## REQUEST
Extract every line that includes the string "경기선행지수".

BEGIN DATASET ENTRIES

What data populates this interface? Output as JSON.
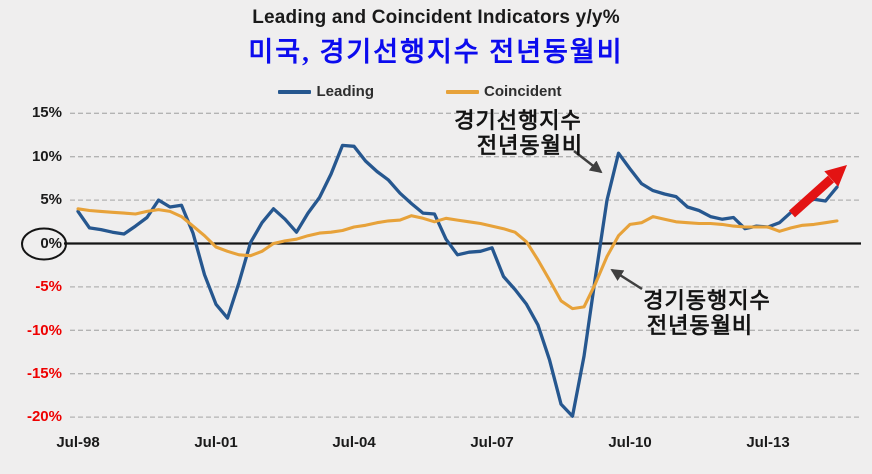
{
  "header": {
    "title": "Leading and Coincident Indicators y/y%",
    "subtitle_korean": "미국, 경기선행지수 전년동월비",
    "title_color": "#1a1a1a",
    "subtitle_color": "#0b0bee"
  },
  "legend": {
    "items": [
      {
        "label": "Leading",
        "color": "#26578f"
      },
      {
        "label": "Coincident",
        "color": "#e7a23a"
      }
    ]
  },
  "axes": {
    "y_ticks": [
      "15%",
      "10%",
      "5%",
      "0%",
      "-5%",
      "-10%",
      "-15%",
      "-20%"
    ],
    "y_positive_color": "#1a1a1a",
    "y_negative_color": "#ee0000",
    "x_ticks": [
      "Jul-98",
      "Jul-01",
      "Jul-04",
      "Jul-07",
      "Jul-10",
      "Jul-13"
    ]
  },
  "annotations": {
    "leading_note": {
      "line1": "경기선행지수",
      "line2": "전년동월비"
    },
    "coincident_note": {
      "line1": "경기동행지수",
      "line2": "전년동월비"
    },
    "circled_tick": "0%",
    "arrow_color": "#3f3f3f",
    "trend_arrow_color": "#e31313"
  },
  "chart_data": {
    "type": "line",
    "title": "Leading and Coincident Indicators y/y%",
    "y_unit": "%",
    "ylim": [
      -20,
      15
    ],
    "grid": "horizontal-dashed",
    "legend_position": "top",
    "x_step_months": 3,
    "x": [
      "1998-07",
      "1998-10",
      "1999-01",
      "1999-04",
      "1999-07",
      "1999-10",
      "2000-01",
      "2000-04",
      "2000-07",
      "2000-10",
      "2001-01",
      "2001-04",
      "2001-07",
      "2001-10",
      "2002-01",
      "2002-04",
      "2002-07",
      "2002-10",
      "2003-01",
      "2003-04",
      "2003-07",
      "2003-10",
      "2004-01",
      "2004-04",
      "2004-07",
      "2004-10",
      "2005-01",
      "2005-04",
      "2005-07",
      "2005-10",
      "2006-01",
      "2006-04",
      "2006-07",
      "2006-10",
      "2007-01",
      "2007-04",
      "2007-07",
      "2007-10",
      "2008-01",
      "2008-04",
      "2008-07",
      "2008-10",
      "2009-01",
      "2009-04",
      "2009-07",
      "2009-10",
      "2010-01",
      "2010-04",
      "2010-07",
      "2010-10",
      "2011-01",
      "2011-04",
      "2011-07",
      "2011-10",
      "2012-01",
      "2012-04",
      "2012-07",
      "2012-10",
      "2013-01",
      "2013-04",
      "2013-07",
      "2013-10",
      "2014-01",
      "2014-04",
      "2014-07",
      "2014-10",
      "2015-01"
    ],
    "series": [
      {
        "name": "Leading",
        "color": "#26578f",
        "values": [
          3.7,
          1.8,
          1.6,
          1.3,
          1.1,
          2.0,
          3.0,
          5.0,
          4.2,
          4.4,
          1.2,
          -3.6,
          -7.0,
          -8.6,
          -4.5,
          0.1,
          2.4,
          4.0,
          2.8,
          1.3,
          3.5,
          5.3,
          8.0,
          11.3,
          11.2,
          9.5,
          8.3,
          7.3,
          5.8,
          4.6,
          3.5,
          3.4,
          0.5,
          -1.3,
          -1.0,
          -0.9,
          -0.5,
          -3.8,
          -5.3,
          -7.0,
          -9.4,
          -13.4,
          -18.5,
          -19.9,
          -13.0,
          -3.8,
          5.0,
          10.4,
          8.6,
          6.9,
          6.1,
          5.7,
          5.4,
          4.2,
          3.8,
          3.1,
          2.8,
          3.0,
          1.7,
          2.0,
          1.9,
          2.4,
          3.6,
          4.5,
          5.1,
          4.9,
          6.5
        ]
      },
      {
        "name": "Coincident",
        "color": "#e7a23a",
        "values": [
          4.0,
          3.8,
          3.7,
          3.6,
          3.5,
          3.4,
          3.7,
          3.9,
          3.7,
          3.1,
          2.0,
          0.9,
          -0.4,
          -0.9,
          -1.3,
          -1.4,
          -0.9,
          0.0,
          0.3,
          0.5,
          0.9,
          1.2,
          1.3,
          1.5,
          1.9,
          2.1,
          2.4,
          2.6,
          2.7,
          3.2,
          2.9,
          2.5,
          2.9,
          2.7,
          2.5,
          2.3,
          2.0,
          1.7,
          1.3,
          0.2,
          -1.9,
          -4.2,
          -6.6,
          -7.5,
          -7.3,
          -4.6,
          -1.5,
          0.9,
          2.2,
          2.4,
          3.1,
          2.8,
          2.5,
          2.4,
          2.3,
          2.3,
          2.2,
          2.0,
          1.9,
          1.9,
          1.9,
          1.4,
          1.8,
          2.1,
          2.2,
          2.4,
          2.6
        ]
      }
    ]
  }
}
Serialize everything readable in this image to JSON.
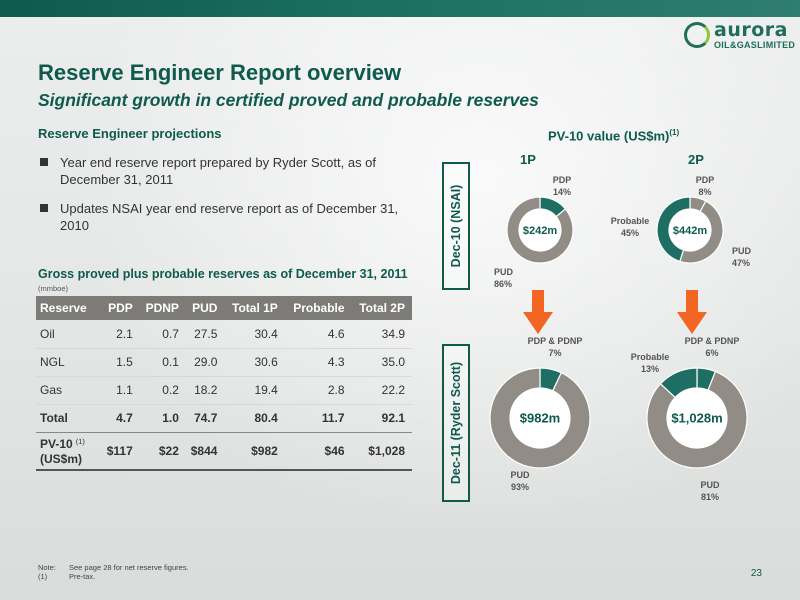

END DATASET ENTRIES

## TASK RESPONSE
    "subtitle_korean": "미국, 경기선행지수 전년동월비",
      "line1": "경기선행지수",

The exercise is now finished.